-- Begin Supplied data --
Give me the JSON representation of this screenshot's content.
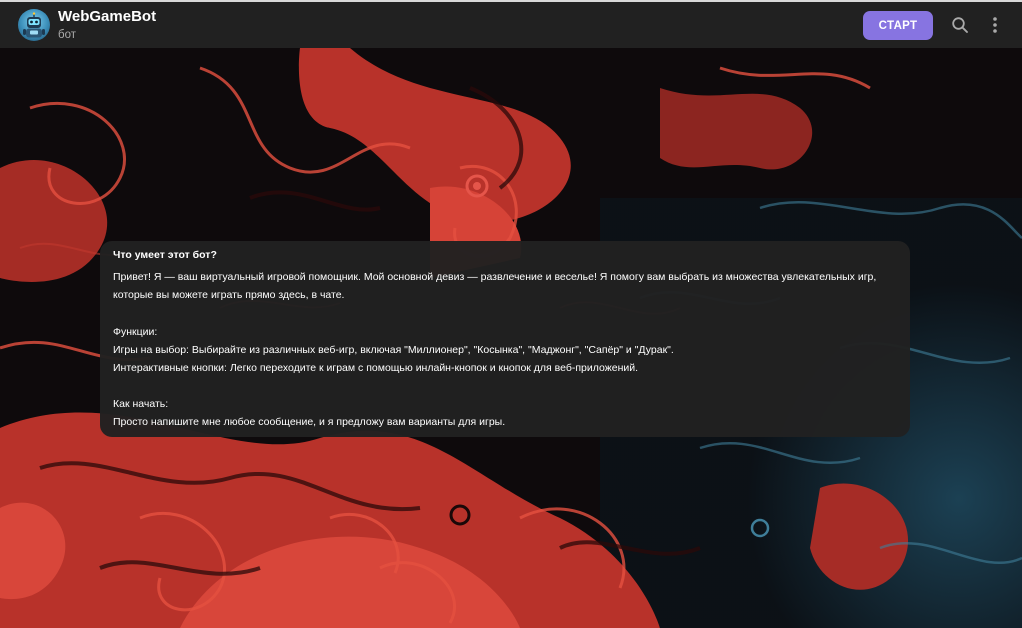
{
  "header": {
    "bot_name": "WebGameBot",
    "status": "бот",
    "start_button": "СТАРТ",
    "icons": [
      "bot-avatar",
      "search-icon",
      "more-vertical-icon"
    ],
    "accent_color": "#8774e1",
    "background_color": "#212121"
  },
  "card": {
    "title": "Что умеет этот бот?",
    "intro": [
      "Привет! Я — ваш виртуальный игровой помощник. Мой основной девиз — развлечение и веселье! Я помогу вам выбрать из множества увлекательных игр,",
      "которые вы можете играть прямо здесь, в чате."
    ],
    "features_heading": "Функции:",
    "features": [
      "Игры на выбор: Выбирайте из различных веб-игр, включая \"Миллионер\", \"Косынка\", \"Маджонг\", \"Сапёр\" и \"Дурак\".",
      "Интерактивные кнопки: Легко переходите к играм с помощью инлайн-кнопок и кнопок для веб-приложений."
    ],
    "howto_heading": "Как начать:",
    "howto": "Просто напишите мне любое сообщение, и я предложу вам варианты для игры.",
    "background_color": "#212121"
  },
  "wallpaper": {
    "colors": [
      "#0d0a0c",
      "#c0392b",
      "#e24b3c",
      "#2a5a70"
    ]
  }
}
-- End Supplied data --
-- Begin Supplied data --
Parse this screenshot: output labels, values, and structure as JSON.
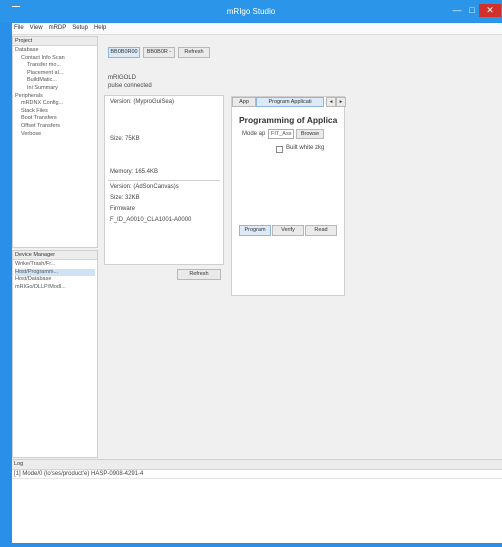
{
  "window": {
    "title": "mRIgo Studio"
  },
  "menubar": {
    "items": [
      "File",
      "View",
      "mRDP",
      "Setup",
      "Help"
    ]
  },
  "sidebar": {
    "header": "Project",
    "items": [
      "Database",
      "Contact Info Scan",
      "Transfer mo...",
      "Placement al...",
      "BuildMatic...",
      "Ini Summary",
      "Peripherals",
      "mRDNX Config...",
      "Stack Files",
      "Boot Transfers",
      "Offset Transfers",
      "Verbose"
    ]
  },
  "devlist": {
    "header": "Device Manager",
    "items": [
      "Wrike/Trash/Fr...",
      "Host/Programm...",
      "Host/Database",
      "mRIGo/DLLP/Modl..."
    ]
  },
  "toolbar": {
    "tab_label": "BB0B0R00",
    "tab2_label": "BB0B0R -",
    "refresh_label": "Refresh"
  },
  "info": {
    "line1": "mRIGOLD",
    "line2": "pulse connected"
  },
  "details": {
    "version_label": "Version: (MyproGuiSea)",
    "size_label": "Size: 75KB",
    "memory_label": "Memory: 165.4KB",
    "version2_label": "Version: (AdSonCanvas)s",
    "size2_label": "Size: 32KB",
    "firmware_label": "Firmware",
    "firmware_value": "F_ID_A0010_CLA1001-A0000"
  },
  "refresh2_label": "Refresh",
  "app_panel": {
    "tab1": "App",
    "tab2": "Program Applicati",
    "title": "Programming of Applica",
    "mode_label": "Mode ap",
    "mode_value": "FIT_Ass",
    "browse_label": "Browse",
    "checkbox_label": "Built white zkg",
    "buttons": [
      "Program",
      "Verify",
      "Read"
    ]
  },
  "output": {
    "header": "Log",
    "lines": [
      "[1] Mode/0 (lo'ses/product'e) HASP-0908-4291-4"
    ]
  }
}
-- End Supplied data --
-- Begin Supplied data --
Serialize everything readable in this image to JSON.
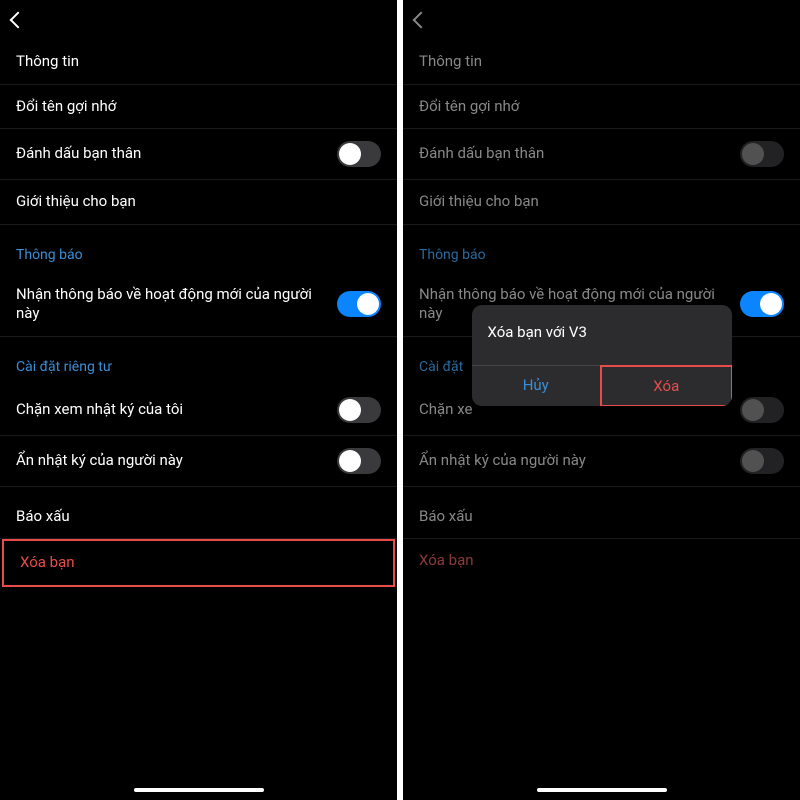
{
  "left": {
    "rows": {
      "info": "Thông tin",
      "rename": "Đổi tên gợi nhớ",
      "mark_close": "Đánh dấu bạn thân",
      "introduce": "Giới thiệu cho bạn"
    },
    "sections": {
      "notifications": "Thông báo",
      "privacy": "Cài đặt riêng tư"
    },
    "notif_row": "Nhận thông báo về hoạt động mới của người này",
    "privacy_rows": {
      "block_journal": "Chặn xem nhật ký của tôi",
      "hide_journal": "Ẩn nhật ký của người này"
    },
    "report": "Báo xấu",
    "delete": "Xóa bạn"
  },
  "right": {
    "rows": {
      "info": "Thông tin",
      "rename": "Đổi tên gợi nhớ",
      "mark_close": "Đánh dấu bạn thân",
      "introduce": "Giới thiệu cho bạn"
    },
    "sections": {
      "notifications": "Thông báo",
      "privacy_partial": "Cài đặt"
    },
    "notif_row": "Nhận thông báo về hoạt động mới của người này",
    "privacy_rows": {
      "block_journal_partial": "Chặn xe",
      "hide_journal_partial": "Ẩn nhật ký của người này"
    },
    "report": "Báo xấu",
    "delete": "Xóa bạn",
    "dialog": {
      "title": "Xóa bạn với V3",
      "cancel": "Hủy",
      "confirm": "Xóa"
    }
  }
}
-- End Supplied data --
For each line of the entries that includes "JSON", show that line.

- Response for this exercise:
Give me the JSON representation of this screenshot's content.
Parse this screenshot: output labels, values, and structure as JSON.
Serialize everything readable in this image to JSON.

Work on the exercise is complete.